[Items from a dataset]
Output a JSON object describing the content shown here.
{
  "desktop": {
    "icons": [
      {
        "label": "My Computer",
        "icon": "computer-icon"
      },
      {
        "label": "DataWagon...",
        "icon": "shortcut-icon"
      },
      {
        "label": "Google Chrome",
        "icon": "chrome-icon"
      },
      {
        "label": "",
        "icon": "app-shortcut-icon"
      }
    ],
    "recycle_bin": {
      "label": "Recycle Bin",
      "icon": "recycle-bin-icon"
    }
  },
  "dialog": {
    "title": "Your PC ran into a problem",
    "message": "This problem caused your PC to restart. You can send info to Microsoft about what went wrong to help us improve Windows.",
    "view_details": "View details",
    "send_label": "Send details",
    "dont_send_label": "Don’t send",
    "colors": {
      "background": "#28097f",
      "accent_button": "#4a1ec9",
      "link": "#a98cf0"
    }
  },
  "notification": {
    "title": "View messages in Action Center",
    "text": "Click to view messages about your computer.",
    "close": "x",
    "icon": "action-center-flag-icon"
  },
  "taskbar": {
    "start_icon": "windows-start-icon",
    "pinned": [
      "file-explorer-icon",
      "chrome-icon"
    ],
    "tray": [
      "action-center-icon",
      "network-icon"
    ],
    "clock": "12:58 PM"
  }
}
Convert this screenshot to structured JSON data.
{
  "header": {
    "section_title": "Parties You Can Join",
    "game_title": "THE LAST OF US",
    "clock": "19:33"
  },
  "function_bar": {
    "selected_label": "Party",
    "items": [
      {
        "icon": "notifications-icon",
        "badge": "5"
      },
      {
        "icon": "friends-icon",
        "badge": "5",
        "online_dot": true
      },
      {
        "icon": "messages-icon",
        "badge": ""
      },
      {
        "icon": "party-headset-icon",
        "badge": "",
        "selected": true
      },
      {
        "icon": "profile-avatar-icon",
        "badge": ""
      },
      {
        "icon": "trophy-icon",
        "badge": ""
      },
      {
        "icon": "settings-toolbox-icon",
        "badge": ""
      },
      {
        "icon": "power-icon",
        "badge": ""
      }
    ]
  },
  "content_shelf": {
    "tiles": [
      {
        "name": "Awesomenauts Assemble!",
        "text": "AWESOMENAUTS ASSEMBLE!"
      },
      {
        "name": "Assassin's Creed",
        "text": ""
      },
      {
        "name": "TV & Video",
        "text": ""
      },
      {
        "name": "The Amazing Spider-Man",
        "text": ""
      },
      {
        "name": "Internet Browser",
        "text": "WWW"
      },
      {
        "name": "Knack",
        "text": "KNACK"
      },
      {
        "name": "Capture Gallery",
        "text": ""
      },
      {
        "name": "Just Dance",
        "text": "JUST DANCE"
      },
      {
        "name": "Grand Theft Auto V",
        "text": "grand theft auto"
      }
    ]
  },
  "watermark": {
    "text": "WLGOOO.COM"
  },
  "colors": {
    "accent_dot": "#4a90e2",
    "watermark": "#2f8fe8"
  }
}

▶ _Request_
Every entry should be printed again exactly as it stands.

▶ _Solution to the exercise_
Output a JSON object describing the content shown here.
{
  "desktop": {
    "icons": [
      {
        "label": "My Computer",
        "icon": "computer-icon"
      },
      {
        "label": "DataWagon...",
        "icon": "shortcut-icon"
      },
      {
        "label": "Google Chrome",
        "icon": "chrome-icon"
      },
      {
        "label": "",
        "icon": "app-shortcut-icon"
      }
    ],
    "recycle_bin": {
      "label": "Recycle Bin",
      "icon": "recycle-bin-icon"
    }
  },
  "dialog": {
    "title": "Your PC ran into a problem",
    "message": "This problem caused your PC to restart. You can send info to Microsoft about what went wrong to help us improve Windows.",
    "view_details": "View details",
    "send_label": "Send details",
    "dont_send_label": "Don’t send",
    "colors": {
      "background": "#28097f",
      "accent_button": "#4a1ec9",
      "link": "#a98cf0"
    }
  },
  "notification": {
    "title": "View messages in Action Center",
    "text": "Click to view messages about your computer.",
    "close": "x",
    "icon": "action-center-flag-icon"
  },
  "taskbar": {
    "start_icon": "windows-start-icon",
    "pinned": [
      "file-explorer-icon",
      "chrome-icon"
    ],
    "tray": [
      "action-center-icon",
      "network-icon"
    ],
    "clock": "12:58 PM"
  }
}
Convert this screenshot to structured JSON data.
{
  "header": {
    "section_title": "Parties You Can Join",
    "game_title": "THE LAST OF US",
    "clock": "19:33"
  },
  "function_bar": {
    "selected_label": "Party",
    "items": [
      {
        "icon": "notifications-icon",
        "badge": "5"
      },
      {
        "icon": "friends-icon",
        "badge": "5",
        "online_dot": true
      },
      {
        "icon": "messages-icon",
        "badge": ""
      },
      {
        "icon": "party-headset-icon",
        "badge": "",
        "selected": true
      },
      {
        "icon": "profile-avatar-icon",
        "badge": ""
      },
      {
        "icon": "trophy-icon",
        "badge": ""
      },
      {
        "icon": "settings-toolbox-icon",
        "badge": ""
      },
      {
        "icon": "power-icon",
        "badge": ""
      }
    ]
  },
  "content_shelf": {
    "tiles": [
      {
        "name": "Awesomenauts Assemble!",
        "text": "AWESOMENAUTS ASSEMBLE!"
      },
      {
        "name": "Assassin's Creed",
        "text": ""
      },
      {
        "name": "TV & Video",
        "text": ""
      },
      {
        "name": "The Amazing Spider-Man",
        "text": ""
      },
      {
        "name": "Internet Browser",
        "text": "WWW"
      },
      {
        "name": "Knack",
        "text": "KNACK"
      },
      {
        "name": "Capture Gallery",
        "text": ""
      },
      {
        "name": "Just Dance",
        "text": "JUST DANCE"
      },
      {
        "name": "Grand Theft Auto V",
        "text": "grand theft auto"
      }
    ]
  },
  "watermark": {
    "text": "WLGOOO.COM"
  },
  "colors": {
    "accent_dot": "#4a90e2",
    "watermark": "#2f8fe8"
  }
}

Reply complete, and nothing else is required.